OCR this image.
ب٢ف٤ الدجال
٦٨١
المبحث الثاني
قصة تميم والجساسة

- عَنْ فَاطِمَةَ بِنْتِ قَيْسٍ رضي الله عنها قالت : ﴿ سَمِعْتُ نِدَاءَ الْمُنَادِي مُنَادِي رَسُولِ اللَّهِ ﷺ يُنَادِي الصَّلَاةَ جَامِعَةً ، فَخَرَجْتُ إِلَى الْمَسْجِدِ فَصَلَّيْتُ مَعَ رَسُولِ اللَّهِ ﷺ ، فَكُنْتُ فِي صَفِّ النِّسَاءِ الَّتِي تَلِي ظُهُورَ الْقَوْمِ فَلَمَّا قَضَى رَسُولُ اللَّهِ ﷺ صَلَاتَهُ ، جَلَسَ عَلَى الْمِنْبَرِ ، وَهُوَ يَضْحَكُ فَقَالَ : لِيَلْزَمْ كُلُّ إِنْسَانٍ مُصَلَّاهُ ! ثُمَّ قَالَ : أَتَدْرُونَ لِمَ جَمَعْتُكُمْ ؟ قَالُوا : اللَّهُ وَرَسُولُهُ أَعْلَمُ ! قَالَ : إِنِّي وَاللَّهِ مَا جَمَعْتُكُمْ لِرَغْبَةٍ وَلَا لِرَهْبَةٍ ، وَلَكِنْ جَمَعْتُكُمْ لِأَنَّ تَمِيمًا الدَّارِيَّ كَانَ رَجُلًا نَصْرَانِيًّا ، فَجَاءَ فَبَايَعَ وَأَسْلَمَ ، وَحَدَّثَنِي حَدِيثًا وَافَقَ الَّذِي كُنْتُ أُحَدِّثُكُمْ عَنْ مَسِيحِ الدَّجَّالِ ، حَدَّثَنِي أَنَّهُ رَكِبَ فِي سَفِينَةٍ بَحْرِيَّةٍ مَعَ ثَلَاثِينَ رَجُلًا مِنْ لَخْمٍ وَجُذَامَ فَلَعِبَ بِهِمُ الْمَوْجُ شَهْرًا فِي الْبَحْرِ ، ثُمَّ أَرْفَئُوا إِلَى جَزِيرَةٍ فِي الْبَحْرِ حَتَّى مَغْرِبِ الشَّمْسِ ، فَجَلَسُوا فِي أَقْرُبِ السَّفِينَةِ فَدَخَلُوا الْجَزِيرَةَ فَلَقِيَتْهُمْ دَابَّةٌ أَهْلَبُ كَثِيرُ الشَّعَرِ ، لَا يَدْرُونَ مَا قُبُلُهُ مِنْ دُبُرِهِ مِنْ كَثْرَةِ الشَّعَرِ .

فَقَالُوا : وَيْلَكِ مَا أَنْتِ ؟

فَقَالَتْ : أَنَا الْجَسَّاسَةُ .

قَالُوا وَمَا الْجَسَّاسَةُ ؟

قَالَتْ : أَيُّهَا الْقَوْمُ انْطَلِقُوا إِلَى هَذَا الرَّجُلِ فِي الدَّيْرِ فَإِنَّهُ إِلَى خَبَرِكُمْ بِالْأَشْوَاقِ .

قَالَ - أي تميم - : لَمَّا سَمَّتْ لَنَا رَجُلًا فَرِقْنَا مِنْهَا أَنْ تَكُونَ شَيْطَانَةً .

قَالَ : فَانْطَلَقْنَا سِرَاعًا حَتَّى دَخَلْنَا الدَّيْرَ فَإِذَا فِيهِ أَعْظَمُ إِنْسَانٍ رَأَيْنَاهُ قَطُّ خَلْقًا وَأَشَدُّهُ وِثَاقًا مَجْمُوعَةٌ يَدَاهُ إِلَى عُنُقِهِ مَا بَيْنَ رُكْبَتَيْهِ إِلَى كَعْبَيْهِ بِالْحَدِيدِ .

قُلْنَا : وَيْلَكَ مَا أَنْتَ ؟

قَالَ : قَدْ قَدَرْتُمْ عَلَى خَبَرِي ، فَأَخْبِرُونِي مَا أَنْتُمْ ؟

------

● **TASK DESCRIPTION**:
Extract every entry above as it appears.

● **WORKED SOLUTION**:
OCR this image.
ب٢ف٤ الدجال
٦٨١
المبحث الثاني
قصة تميم والجساسة

- عَنْ فَاطِمَةَ بِنْتِ قَيْسٍ رضي الله عنها قالت : ﴿ سَمِعْتُ نِدَاءَ الْمُنَادِي مُنَادِي رَسُولِ اللَّهِ ﷺ يُنَادِي الصَّلَاةَ جَامِعَةً ، فَخَرَجْتُ إِلَى الْمَسْجِدِ فَصَلَّيْتُ مَعَ رَسُولِ اللَّهِ ﷺ ، فَكُنْتُ فِي صَفِّ النِّسَاءِ الَّتِي تَلِي ظُهُورَ الْقَوْمِ فَلَمَّا قَضَى رَسُولُ اللَّهِ ﷺ صَلَاتَهُ ، جَلَسَ عَلَى الْمِنْبَرِ ، وَهُوَ يَضْحَكُ فَقَالَ : لِيَلْزَمْ كُلُّ إِنْسَانٍ مُصَلَّاهُ ! ثُمَّ قَالَ : أَتَدْرُونَ لِمَ جَمَعْتُكُمْ ؟ قَالُوا : اللَّهُ وَرَسُولُهُ أَعْلَمُ ! قَالَ : إِنِّي وَاللَّهِ مَا جَمَعْتُكُمْ لِرَغْبَةٍ وَلَا لِرَهْبَةٍ ، وَلَكِنْ جَمَعْتُكُمْ لِأَنَّ تَمِيمًا الدَّارِيَّ كَانَ رَجُلًا نَصْرَانِيًّا ، فَجَاءَ فَبَايَعَ وَأَسْلَمَ ، وَحَدَّثَنِي حَدِيثًا وَافَقَ الَّذِي كُنْتُ أُحَدِّثُكُمْ عَنْ مَسِيحِ الدَّجَّالِ ، حَدَّثَنِي أَنَّهُ رَكِبَ فِي سَفِينَةٍ بَحْرِيَّةٍ مَعَ ثَلَاثِينَ رَجُلًا مِنْ لَخْمٍ وَجُذَامَ فَلَعِبَ بِهِمُ الْمَوْجُ شَهْرًا فِي الْبَحْرِ ، ثُمَّ أَرْفَئُوا إِلَى جَزِيرَةٍ فِي الْبَحْرِ حَتَّى مَغْرِبِ الشَّمْسِ ، فَجَلَسُوا فِي أَقْرُبِ السَّفِينَةِ فَدَخَلُوا الْجَزِيرَةَ فَلَقِيَتْهُمْ دَابَّةٌ أَهْلَبُ كَثِيرُ الشَّعَرِ ، لَا يَدْرُونَ مَا قُبُلُهُ مِنْ دُبُرِهِ مِنْ كَثْرَةِ الشَّعَرِ .

فَقَالُوا : وَيْلَكِ مَا أَنْتِ ؟

فَقَالَتْ : أَنَا الْجَسَّاسَةُ .

قَالُوا وَمَا الْجَسَّاسَةُ ؟

قَالَتْ : أَيُّهَا الْقَوْمُ انْطَلِقُوا إِلَى هَذَا الرَّجُلِ فِي الدَّيْرِ فَإِنَّهُ إِلَى خَبَرِكُمْ بِالْأَشْوَاقِ .

قَالَ - أي تميم - : لَمَّا سَمَّتْ لَنَا رَجُلًا فَرِقْنَا مِنْهَا أَنْ تَكُونَ شَيْطَانَةً .

قَالَ : فَانْطَلَقْنَا سِرَاعًا حَتَّى دَخَلْنَا الدَّيْرَ فَإِذَا فِيهِ أَعْظَمُ إِنْسَانٍ رَأَيْنَاهُ قَطُّ خَلْقًا وَأَشَدُّهُ وِثَاقًا مَجْمُوعَةٌ يَدَاهُ إِلَى عُنُقِهِ مَا بَيْنَ رُكْبَتَيْهِ إِلَى كَعْبَيْهِ بِالْحَدِيدِ .

قُلْنَا : وَيْلَكَ مَا أَنْتَ ؟

قَالَ : قَدْ قَدَرْتُمْ عَلَى خَبَرِي ، فَأَخْبِرُونِي مَا أَنْتُمْ ؟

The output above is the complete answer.